▶ **Written exercise**
Count how many lines include "GMCH" and answer with that number only.

▶ **Listed entries**
━━━

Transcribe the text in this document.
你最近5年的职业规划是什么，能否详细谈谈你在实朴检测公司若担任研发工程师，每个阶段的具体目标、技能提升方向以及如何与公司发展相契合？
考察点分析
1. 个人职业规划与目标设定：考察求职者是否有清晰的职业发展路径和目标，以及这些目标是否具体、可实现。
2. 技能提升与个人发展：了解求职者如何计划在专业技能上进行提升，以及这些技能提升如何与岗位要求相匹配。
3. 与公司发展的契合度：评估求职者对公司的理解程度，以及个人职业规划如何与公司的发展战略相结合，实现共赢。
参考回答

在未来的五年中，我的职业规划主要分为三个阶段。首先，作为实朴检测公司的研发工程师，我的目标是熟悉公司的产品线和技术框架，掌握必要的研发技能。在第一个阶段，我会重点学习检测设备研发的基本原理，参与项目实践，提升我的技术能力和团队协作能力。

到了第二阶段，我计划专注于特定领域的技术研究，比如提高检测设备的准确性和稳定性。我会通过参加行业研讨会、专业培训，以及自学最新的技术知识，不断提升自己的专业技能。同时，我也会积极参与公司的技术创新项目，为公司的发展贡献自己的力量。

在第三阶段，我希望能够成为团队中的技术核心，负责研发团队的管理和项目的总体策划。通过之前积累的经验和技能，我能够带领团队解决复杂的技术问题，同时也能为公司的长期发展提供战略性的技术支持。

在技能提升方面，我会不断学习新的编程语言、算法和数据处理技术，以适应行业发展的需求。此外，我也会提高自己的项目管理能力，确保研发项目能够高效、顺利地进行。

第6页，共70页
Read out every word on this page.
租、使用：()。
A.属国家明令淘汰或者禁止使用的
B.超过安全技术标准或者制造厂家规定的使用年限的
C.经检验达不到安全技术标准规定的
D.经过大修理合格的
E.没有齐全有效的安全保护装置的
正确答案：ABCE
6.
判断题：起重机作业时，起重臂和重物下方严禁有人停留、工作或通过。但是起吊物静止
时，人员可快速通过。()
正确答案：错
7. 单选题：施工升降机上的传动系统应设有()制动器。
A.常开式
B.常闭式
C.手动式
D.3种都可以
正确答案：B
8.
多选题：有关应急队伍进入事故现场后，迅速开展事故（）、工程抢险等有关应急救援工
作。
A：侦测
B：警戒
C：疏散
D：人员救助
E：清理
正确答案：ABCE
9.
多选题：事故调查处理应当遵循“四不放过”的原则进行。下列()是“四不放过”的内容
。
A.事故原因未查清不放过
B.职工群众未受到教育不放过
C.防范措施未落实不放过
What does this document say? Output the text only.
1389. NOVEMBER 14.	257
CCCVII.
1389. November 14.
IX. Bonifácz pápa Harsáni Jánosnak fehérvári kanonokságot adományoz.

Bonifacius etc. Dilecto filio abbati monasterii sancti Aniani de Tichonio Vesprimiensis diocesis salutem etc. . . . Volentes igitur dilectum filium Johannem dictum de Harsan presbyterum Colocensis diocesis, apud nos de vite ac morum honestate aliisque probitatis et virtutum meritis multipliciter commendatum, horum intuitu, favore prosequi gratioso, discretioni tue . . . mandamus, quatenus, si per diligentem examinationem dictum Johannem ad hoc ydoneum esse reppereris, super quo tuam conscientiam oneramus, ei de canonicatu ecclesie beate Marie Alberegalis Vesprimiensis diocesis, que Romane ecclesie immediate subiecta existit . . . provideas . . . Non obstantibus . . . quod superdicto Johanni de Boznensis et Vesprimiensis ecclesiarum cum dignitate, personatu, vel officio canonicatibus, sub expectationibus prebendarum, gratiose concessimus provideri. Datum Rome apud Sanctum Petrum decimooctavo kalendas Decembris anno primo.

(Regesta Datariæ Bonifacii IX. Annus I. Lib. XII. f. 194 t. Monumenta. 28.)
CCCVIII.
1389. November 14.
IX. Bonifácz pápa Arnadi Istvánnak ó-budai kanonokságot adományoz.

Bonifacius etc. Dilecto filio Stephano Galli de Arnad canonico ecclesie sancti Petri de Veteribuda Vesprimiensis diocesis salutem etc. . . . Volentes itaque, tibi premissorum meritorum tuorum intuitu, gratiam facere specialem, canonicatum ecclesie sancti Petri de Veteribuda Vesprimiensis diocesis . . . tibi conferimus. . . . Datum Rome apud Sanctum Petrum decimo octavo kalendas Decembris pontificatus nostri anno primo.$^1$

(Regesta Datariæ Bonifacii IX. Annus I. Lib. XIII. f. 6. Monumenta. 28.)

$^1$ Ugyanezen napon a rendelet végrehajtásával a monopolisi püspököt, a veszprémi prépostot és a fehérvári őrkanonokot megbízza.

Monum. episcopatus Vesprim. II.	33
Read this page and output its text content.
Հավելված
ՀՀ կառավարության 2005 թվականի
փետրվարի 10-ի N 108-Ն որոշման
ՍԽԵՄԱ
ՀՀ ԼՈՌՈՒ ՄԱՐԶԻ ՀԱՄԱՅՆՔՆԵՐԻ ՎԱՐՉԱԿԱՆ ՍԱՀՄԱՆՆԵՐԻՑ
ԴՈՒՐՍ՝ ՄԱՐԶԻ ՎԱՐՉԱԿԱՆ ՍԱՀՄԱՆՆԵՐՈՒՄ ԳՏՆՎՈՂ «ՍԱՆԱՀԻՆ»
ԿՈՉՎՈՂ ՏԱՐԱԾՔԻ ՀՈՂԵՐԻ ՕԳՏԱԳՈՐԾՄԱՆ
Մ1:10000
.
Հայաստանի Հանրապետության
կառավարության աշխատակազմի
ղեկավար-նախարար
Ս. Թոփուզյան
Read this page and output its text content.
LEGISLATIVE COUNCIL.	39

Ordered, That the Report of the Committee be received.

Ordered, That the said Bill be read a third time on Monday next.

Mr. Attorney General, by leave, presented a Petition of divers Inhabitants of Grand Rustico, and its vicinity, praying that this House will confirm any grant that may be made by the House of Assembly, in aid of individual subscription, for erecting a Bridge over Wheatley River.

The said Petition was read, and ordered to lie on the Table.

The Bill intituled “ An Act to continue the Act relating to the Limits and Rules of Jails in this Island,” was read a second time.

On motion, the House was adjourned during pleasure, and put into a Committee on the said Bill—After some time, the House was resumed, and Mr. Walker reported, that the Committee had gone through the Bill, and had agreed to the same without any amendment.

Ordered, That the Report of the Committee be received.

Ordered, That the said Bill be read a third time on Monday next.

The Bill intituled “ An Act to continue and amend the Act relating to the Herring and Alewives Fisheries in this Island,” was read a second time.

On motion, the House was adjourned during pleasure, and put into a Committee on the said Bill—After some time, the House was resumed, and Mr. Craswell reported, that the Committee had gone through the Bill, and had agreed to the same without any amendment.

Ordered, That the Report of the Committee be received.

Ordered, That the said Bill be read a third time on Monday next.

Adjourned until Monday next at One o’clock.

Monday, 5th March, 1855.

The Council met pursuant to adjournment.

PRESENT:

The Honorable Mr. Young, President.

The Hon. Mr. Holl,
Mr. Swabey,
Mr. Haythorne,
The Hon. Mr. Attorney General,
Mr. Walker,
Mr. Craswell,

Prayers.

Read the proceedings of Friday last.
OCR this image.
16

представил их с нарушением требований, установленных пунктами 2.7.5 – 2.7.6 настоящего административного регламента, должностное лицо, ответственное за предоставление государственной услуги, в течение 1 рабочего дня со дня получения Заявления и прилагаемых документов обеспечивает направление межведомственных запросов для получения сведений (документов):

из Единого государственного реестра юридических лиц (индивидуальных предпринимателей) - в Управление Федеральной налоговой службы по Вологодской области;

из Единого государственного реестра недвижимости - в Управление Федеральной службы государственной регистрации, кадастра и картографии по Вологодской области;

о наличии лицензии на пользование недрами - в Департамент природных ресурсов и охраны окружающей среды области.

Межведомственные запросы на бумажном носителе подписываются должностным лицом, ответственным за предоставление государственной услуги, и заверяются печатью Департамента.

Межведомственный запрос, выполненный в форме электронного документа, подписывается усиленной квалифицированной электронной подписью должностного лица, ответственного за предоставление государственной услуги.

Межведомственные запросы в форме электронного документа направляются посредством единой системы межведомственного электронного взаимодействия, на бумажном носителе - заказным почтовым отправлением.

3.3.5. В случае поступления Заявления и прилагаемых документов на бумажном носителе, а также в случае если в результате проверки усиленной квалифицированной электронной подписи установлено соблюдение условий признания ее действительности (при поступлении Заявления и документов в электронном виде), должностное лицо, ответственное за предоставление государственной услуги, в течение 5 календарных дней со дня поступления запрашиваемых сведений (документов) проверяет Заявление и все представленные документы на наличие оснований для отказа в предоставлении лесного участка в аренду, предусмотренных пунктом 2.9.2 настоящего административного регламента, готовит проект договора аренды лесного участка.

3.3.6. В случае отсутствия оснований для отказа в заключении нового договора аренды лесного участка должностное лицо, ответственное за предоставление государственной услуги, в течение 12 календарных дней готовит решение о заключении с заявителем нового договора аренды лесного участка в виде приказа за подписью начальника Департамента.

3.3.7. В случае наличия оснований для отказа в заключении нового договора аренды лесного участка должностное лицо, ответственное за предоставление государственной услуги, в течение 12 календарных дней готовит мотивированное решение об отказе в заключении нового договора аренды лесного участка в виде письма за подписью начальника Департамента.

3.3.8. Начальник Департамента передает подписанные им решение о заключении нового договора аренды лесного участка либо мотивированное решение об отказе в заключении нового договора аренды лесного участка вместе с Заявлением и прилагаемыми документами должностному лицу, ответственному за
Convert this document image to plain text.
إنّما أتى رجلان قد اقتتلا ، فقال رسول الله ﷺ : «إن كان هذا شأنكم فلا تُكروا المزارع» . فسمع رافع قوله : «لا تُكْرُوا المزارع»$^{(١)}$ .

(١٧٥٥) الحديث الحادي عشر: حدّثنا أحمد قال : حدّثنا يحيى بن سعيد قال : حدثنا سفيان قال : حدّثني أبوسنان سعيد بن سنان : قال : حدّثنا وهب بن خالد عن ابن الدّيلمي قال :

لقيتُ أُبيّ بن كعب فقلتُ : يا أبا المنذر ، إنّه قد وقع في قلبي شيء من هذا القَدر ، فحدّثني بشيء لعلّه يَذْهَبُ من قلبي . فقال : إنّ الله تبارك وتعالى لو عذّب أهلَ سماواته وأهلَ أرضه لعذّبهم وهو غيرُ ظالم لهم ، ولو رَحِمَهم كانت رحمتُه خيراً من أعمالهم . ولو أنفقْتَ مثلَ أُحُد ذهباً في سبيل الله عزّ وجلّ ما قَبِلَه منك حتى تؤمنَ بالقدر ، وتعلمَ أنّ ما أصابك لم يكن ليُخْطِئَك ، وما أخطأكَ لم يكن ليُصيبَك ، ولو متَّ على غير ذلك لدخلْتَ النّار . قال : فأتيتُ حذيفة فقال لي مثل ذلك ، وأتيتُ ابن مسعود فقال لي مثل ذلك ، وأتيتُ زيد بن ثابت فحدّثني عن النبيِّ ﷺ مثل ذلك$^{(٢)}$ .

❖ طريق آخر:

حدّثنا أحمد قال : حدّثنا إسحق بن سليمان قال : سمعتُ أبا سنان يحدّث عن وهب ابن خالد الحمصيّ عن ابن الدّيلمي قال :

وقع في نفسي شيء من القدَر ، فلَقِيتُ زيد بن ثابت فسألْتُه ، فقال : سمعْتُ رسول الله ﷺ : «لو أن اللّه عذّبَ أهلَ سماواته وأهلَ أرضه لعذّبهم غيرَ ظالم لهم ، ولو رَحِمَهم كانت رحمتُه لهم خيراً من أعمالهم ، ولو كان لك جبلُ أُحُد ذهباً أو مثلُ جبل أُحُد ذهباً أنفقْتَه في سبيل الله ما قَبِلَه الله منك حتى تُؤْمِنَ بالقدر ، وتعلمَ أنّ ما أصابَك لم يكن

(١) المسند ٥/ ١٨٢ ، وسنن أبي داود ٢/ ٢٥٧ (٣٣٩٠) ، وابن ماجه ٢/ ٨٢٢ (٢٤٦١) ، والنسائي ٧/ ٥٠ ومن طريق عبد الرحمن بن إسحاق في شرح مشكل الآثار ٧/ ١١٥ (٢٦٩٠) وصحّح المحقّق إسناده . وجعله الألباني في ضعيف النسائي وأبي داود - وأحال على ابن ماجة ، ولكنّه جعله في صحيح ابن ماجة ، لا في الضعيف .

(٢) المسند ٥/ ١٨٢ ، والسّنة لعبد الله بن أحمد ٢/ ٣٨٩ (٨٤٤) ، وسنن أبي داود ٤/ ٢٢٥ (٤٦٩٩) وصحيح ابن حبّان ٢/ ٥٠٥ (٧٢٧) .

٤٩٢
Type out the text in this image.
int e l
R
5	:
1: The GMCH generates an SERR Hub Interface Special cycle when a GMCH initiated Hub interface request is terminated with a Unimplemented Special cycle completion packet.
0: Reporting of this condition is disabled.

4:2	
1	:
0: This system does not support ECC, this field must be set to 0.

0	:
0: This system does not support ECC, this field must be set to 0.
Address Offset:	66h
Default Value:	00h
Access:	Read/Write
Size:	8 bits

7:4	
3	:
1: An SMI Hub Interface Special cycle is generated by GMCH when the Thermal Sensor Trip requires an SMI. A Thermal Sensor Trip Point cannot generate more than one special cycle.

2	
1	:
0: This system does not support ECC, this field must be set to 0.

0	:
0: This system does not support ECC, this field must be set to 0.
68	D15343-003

━━━

▶ **Exercise output**
2